Work to be completed: Output each entry that follows exactly. Images stay out.

Data excerpts:
====

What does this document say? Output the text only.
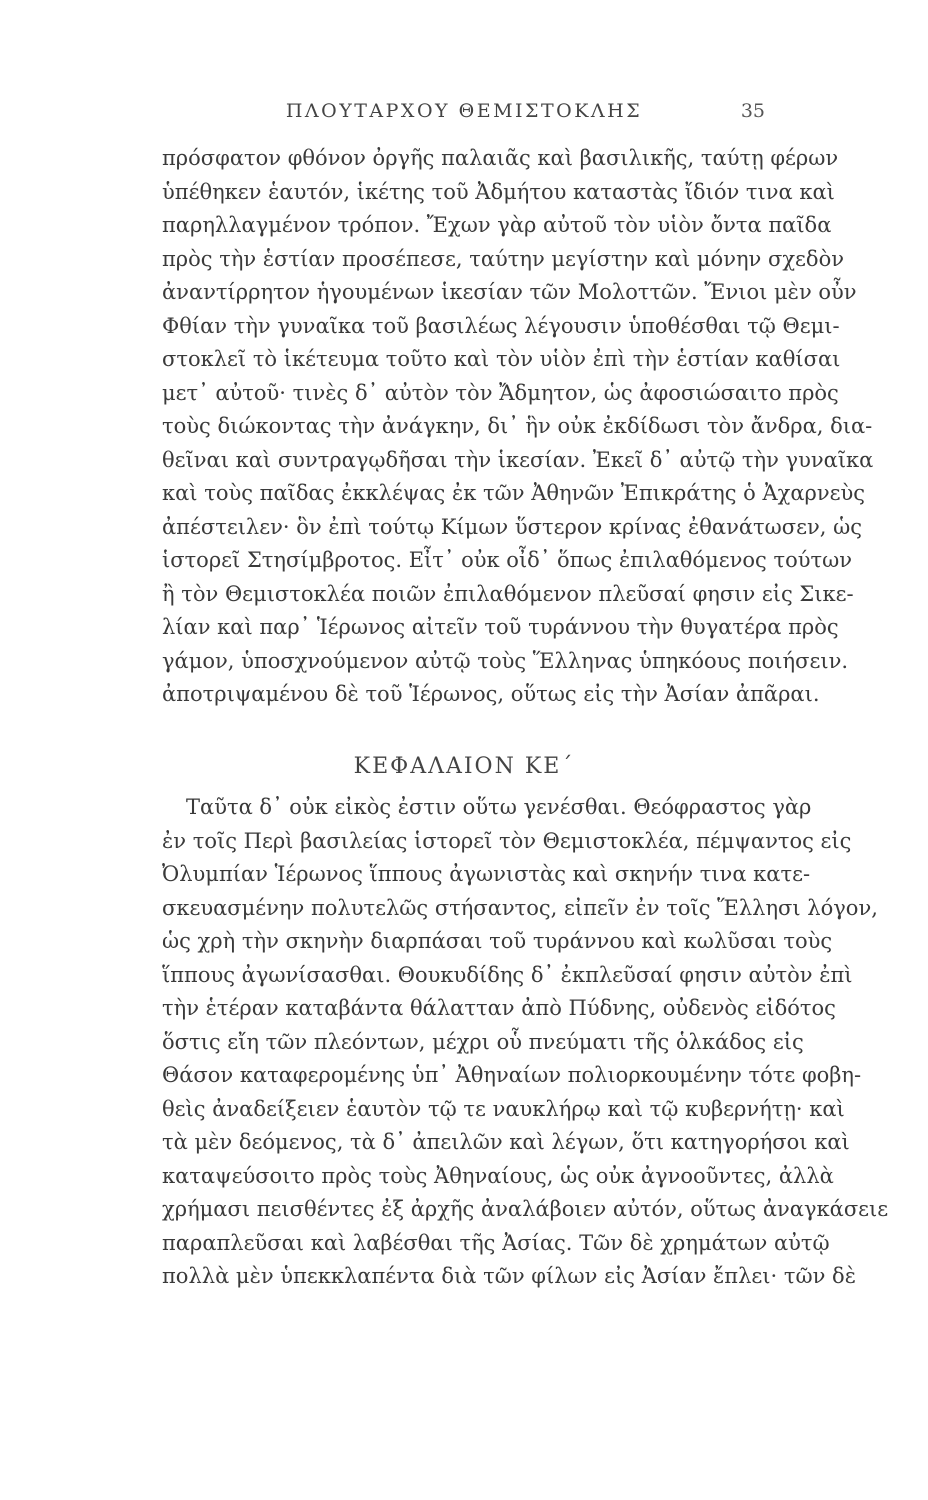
ΠΛΟΥΤΑΡΧΟΥ ΘΕΜΙΣΤΟΚΛΗΣ	35
πρόσφατον φθόνον ὀργῆς παλαιᾶς καὶ βασιλικῆς, ταύτῃ φέρων
ὑπέθηκεν ἑαυτόν, ἱκέτης τοῦ Ἀδμήτου καταστὰς ἴδιόν τινα καὶ
παρηλλαγμένον τρόπον. Ἔχων γὰρ αὐτοῦ τὸν υἱὸν ὄντα παῖδα
πρὸς τὴν ἑστίαν προσέπεσε, ταύτην μεγίστην καὶ μόνην σχεδὸν
ἀναντίρρητον ἡγουμένων ἱκεσίαν τῶν Μολοττῶν. Ἔνιοι μὲν οὖν
Φθίαν τὴν γυναῖκα τοῦ βασιλέως λέγουσιν ὑποθέσθαι τῷ Θεμι-
στοκλεῖ τὸ ἱκέτευμα τοῦτο καὶ τὸν υἱὸν ἐπὶ τὴν ἑστίαν καθίσαι
μετ᾽ αὐτοῦ· τινὲς δ᾽ αὐτὸν τὸν Ἄδμητον, ὡς ἀφοσιώσαιτο πρὸς
τοὺς διώκοντας τὴν ἀνάγκην, δι᾽ ἣν οὐκ ἐκδίδωσι τὸν ἄνδρα, δια-
θεῖναι καὶ συντραγῳδῆσαι τὴν ἱκεσίαν. Ἐκεῖ δ᾽ αὐτῷ τὴν γυναῖκα
καὶ τοὺς παῖδας ἐκκλέψας ἐκ τῶν Ἀθηνῶν Ἐπικράτης ὁ Ἀχαρνεὺς
ἀπέστειλεν· ὃν ἐπὶ τούτῳ Κίμων ὕστερον κρίνας ἐθανάτωσεν, ὡς
ἱστορεῖ Στησίμβροτος. Εἶτ᾽ οὐκ οἶδ᾽ ὅπως ἐπιλαθόμενος τούτων
ἢ τὸν Θεμιστοκλέα ποιῶν ἐπιλαθόμενον πλεῦσαί φησιν εἰς Σικε-
λίαν καὶ παρ᾽ Ἱέρωνος αἰτεῖν τοῦ τυράννου τὴν θυγατέρα πρὸς
γάμον, ὑποσχνούμενον αὐτῷ τοὺς Ἕλληνας ὑπηκόους ποιήσειν.
ἀποτριψαμένου δὲ τοῦ Ἱέρωνος, οὕτως εἰς τὴν Ἀσίαν ἀπᾶραι.
ΚΕΦΑΛΑΙΟΝ ΚΕ΄
Ταῦτα δ᾽ οὐκ εἰκὸς ἐστιν οὕτω γενέσθαι. Θεόφραστος γὰρ
ἐν τοῖς Περὶ βασιλείας ἱστορεῖ τὸν Θεμιστοκλέα, πέμψαντος εἰς
Ὀλυμπίαν Ἱέρωνος ἵππους ἀγωνιστὰς καὶ σκηνήν τινα κατε-
σκευασμένην πολυτελῶς στήσαντος, εἰπεῖν ἐν τοῖς Ἕλλησι λόγον,
ὡς χρὴ τὴν σκηνὴν διαρπάσαι τοῦ τυράννου καὶ κωλῦσαι τοὺς
ἵππους ἀγωνίσασθαι. Θουκυδίδης δ᾽ ἐκπλεῦσαί φησιν αὐτὸν ἐπὶ
τὴν ἑτέραν καταβάντα θάλατταν ἀπὸ Πύδνης, οὐδενὸς εἰδότος
ὅστις εἴη τῶν πλεόντων, μέχρι οὗ πνεύματι τῆς ὁλκάδος εἰς
Θάσον καταφερομένης ὑπ᾽ Ἀθηναίων πολιορκουμένην τότε φοβη-
θεὶς ἀναδείξειεν ἑαυτὸν τῷ τε ναυκλήρῳ καὶ τῷ κυβερνήτῃ· καὶ
τὰ μὲν δεόμενος, τὰ δ᾽ ἀπειλῶν καὶ λέγων, ὅτι κατηγορήσοι καὶ
καταψεύσοιτο πρὸς τοὺς Ἀθηναίους, ὡς οὐκ ἀγνοοῦντες, ἀλλὰ
χρήμασι πεισθέντες ἐξ ἀρχῆς ἀναλάβοιεν αὐτόν, οὕτως ἀναγκάσειε
παραπλεῦσαι καὶ λαβέσθαι τῆς Ἀσίας. Τῶν δὲ χρημάτων αὐτῷ
πολλὰ μὲν ὑπεκκλαπέντα διὰ τῶν φίλων εἰς Ἀσίαν ἔπλει· τῶν δὲ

====

The solution:
What does this document say? Output the text only.
ΠΛΟΥΤΑΡΧΟΥ ΘΕΜΙΣΤΟΚΛΗΣ	35
πρόσφατον φθόνον ὀργῆς παλαιᾶς καὶ βασιλικῆς, ταύτῃ φέρων
ὑπέθηκεν ἑαυτόν, ἱκέτης τοῦ Ἀδμήτου καταστὰς ἴδιόν τινα καὶ
παρηλλαγμένον τρόπον. Ἔχων γὰρ αὐτοῦ τὸν υἱὸν ὄντα παῖδα
πρὸς τὴν ἑστίαν προσέπεσε, ταύτην μεγίστην καὶ μόνην σχεδὸν
ἀναντίρρητον ἡγουμένων ἱκεσίαν τῶν Μολοττῶν. Ἔνιοι μὲν οὖν
Φθίαν τὴν γυναῖκα τοῦ βασιλέως λέγουσιν ὑποθέσθαι τῷ Θεμι-
στοκλεῖ τὸ ἱκέτευμα τοῦτο καὶ τὸν υἱὸν ἐπὶ τὴν ἑστίαν καθίσαι
μετ᾽ αὐτοῦ· τινὲς δ᾽ αὐτὸν τὸν Ἄδμητον, ὡς ἀφοσιώσαιτο πρὸς
τοὺς διώκοντας τὴν ἀνάγκην, δι᾽ ἣν οὐκ ἐκδίδωσι τὸν ἄνδρα, δια-
θεῖναι καὶ συντραγῳδῆσαι τὴν ἱκεσίαν. Ἐκεῖ δ᾽ αὐτῷ τὴν γυναῖκα
καὶ τοὺς παῖδας ἐκκλέψας ἐκ τῶν Ἀθηνῶν Ἐπικράτης ὁ Ἀχαρνεὺς
ἀπέστειλεν· ὃν ἐπὶ τούτῳ Κίμων ὕστερον κρίνας ἐθανάτωσεν, ὡς
ἱστορεῖ Στησίμβροτος. Εἶτ᾽ οὐκ οἶδ᾽ ὅπως ἐπιλαθόμενος τούτων
ἢ τὸν Θεμιστοκλέα ποιῶν ἐπιλαθόμενον πλεῦσαί φησιν εἰς Σικε-
λίαν καὶ παρ᾽ Ἱέρωνος αἰτεῖν τοῦ τυράννου τὴν θυγατέρα πρὸς
γάμον, ὑποσχνούμενον αὐτῷ τοὺς Ἕλληνας ὑπηκόους ποιήσειν.
ἀποτριψαμένου δὲ τοῦ Ἱέρωνος, οὕτως εἰς τὴν Ἀσίαν ἀπᾶραι.
ΚΕΦΑΛΑΙΟΝ ΚΕ΄
Ταῦτα δ᾽ οὐκ εἰκὸς ἐστιν οὕτω γενέσθαι. Θεόφραστος γὰρ
ἐν τοῖς Περὶ βασιλείας ἱστορεῖ τὸν Θεμιστοκλέα, πέμψαντος εἰς
Ὀλυμπίαν Ἱέρωνος ἵππους ἀγωνιστὰς καὶ σκηνήν τινα κατε-
σκευασμένην πολυτελῶς στήσαντος, εἰπεῖν ἐν τοῖς Ἕλλησι λόγον,
ὡς χρὴ τὴν σκηνὴν διαρπάσαι τοῦ τυράννου καὶ κωλῦσαι τοὺς
ἵππους ἀγωνίσασθαι. Θουκυδίδης δ᾽ ἐκπλεῦσαί φησιν αὐτὸν ἐπὶ
τὴν ἑτέραν καταβάντα θάλατταν ἀπὸ Πύδνης, οὐδενὸς εἰδότος
ὅστις εἴη τῶν πλεόντων, μέχρι οὗ πνεύματι τῆς ὁλκάδος εἰς
Θάσον καταφερομένης ὑπ᾽ Ἀθηναίων πολιορκουμένην τότε φοβη-
θεὶς ἀναδείξειεν ἑαυτὸν τῷ τε ναυκλήρῳ καὶ τῷ κυβερνήτῃ· καὶ
τὰ μὲν δεόμενος, τὰ δ᾽ ἀπειλῶν καὶ λέγων, ὅτι κατηγορήσοι καὶ
καταψεύσοιτο πρὸς τοὺς Ἀθηναίους, ὡς οὐκ ἀγνοοῦντες, ἀλλὰ
χρήμασι πεισθέντες ἐξ ἀρχῆς ἀναλάβοιεν αὐτόν, οὕτως ἀναγκάσειε
παραπλεῦσαι καὶ λαβέσθαι τῆς Ἀσίας. Τῶν δὲ χρημάτων αὐτῷ
πολλὰ μὲν ὑπεκκλαπέντα διὰ τῶν φίλων εἰς Ἀσίαν ἔπλει· τῶν δὲ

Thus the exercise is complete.